DATA SHOWN>
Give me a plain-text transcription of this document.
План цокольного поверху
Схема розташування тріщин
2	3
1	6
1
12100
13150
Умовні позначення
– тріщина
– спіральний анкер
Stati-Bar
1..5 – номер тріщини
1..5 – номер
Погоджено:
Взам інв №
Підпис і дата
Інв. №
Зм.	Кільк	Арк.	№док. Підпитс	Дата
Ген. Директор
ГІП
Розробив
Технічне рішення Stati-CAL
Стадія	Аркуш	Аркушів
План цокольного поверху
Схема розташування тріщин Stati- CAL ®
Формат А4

TASK TO COMPLETE> Check every line of the data, and copy the ones that contain "розташування".

OUTPUT>
Схема розташування тріщин
Схема розташування тріщин Stati- CAL ®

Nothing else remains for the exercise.